# [Part of a data file]
>> begin
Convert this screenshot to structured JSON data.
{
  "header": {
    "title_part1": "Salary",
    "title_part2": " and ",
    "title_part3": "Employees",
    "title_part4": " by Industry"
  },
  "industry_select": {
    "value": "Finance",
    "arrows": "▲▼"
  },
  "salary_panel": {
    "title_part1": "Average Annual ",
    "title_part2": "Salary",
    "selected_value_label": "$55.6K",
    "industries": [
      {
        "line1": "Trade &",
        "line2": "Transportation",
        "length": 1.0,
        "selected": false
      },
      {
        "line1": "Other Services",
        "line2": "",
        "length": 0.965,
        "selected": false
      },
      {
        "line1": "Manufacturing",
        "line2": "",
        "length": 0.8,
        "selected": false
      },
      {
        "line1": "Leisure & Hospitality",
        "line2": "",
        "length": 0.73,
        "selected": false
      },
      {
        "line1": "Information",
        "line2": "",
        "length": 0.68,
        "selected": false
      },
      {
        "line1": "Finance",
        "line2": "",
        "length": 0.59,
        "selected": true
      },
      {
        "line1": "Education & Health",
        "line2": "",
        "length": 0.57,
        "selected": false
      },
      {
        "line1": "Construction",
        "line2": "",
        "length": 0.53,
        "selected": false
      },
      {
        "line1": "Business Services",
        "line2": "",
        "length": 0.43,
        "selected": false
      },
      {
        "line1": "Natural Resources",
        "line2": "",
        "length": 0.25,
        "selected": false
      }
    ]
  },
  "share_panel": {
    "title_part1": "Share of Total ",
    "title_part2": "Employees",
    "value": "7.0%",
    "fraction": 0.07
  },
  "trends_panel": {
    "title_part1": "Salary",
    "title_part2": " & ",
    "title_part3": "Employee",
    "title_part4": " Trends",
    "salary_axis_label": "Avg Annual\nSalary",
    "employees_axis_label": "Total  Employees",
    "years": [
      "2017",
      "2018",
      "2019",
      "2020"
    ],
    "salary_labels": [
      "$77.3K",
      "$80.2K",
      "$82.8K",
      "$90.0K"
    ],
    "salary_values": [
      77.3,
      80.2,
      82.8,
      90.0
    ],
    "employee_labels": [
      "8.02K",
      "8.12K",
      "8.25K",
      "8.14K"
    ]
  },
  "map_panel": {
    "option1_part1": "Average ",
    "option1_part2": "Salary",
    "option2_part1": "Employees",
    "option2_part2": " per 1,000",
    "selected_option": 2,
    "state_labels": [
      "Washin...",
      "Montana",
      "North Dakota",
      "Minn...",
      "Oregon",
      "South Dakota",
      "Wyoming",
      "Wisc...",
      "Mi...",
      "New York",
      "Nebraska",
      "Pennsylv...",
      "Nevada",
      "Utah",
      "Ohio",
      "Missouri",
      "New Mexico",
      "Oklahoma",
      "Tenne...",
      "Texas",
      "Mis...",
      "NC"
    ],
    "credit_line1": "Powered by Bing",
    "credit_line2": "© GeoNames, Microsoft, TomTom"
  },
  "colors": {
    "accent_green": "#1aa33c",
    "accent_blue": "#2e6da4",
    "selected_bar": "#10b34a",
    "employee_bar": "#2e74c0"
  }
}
>> end
# [WHAT NEEDS TO BE DONE]
Set down all of the records shown above once more, exactly.

# [WRITTEN ANSWER]
Convert this screenshot to structured JSON data.
{
  "header": {
    "title_part1": "Salary",
    "title_part2": " and ",
    "title_part3": "Employees",
    "title_part4": " by Industry"
  },
  "industry_select": {
    "value": "Finance",
    "arrows": "▲▼"
  },
  "salary_panel": {
    "title_part1": "Average Annual ",
    "title_part2": "Salary",
    "selected_value_label": "$55.6K",
    "industries": [
      {
        "line1": "Trade &",
        "line2": "Transportation",
        "length": 1.0,
        "selected": false
      },
      {
        "line1": "Other Services",
        "line2": "",
        "length": 0.965,
        "selected": false
      },
      {
        "line1": "Manufacturing",
        "line2": "",
        "length": 0.8,
        "selected": false
      },
      {
        "line1": "Leisure & Hospitality",
        "line2": "",
        "length": 0.73,
        "selected": false
      },
      {
        "line1": "Information",
        "line2": "",
        "length": 0.68,
        "selected": false
      },
      {
        "line1": "Finance",
        "line2": "",
        "length": 0.59,
        "selected": true
      },
      {
        "line1": "Education & Health",
        "line2": "",
        "length": 0.57,
        "selected": false
      },
      {
        "line1": "Construction",
        "line2": "",
        "length": 0.53,
        "selected": false
      },
      {
        "line1": "Business Services",
        "line2": "",
        "length": 0.43,
        "selected": false
      },
      {
        "line1": "Natural Resources",
        "line2": "",
        "length": 0.25,
        "selected": false
      }
    ]
  },
  "share_panel": {
    "title_part1": "Share of Total ",
    "title_part2": "Employees",
    "value": "7.0%",
    "fraction": 0.07
  },
  "trends_panel": {
    "title_part1": "Salary",
    "title_part2": " & ",
    "title_part3": "Employee",
    "title_part4": " Trends",
    "salary_axis_label": "Avg Annual\nSalary",
    "employees_axis_label": "Total  Employees",
    "years": [
      "2017",
      "2018",
      "2019",
      "2020"
    ],
    "salary_labels": [
      "$77.3K",
      "$80.2K",
      "$82.8K",
      "$90.0K"
    ],
    "salary_values": [
      77.3,
      80.2,
      82.8,
      90.0
    ],
    "employee_labels": [
      "8.02K",
      "8.12K",
      "8.25K",
      "8.14K"
    ]
  },
  "map_panel": {
    "option1_part1": "Average ",
    "option1_part2": "Salary",
    "option2_part1": "Employees",
    "option2_part2": " per 1,000",
    "selected_option": 2,
    "state_labels": [
      "Washin...",
      "Montana",
      "North Dakota",
      "Minn...",
      "Oregon",
      "South Dakota",
      "Wyoming",
      "Wisc...",
      "Mi...",
      "New York",
      "Nebraska",
      "Pennsylv...",
      "Nevada",
      "Utah",
      "Ohio",
      "Missouri",
      "New Mexico",
      "Oklahoma",
      "Tenne...",
      "Texas",
      "Mis...",
      "NC"
    ],
    "credit_line1": "Powered by Bing",
    "credit_line2": "© GeoNames, Microsoft, TomTom"
  },
  "colors": {
    "accent_green": "#1aa33c",
    "accent_blue": "#2e6da4",
    "selected_bar": "#10b34a",
    "employee_bar": "#2e74c0"
  }
}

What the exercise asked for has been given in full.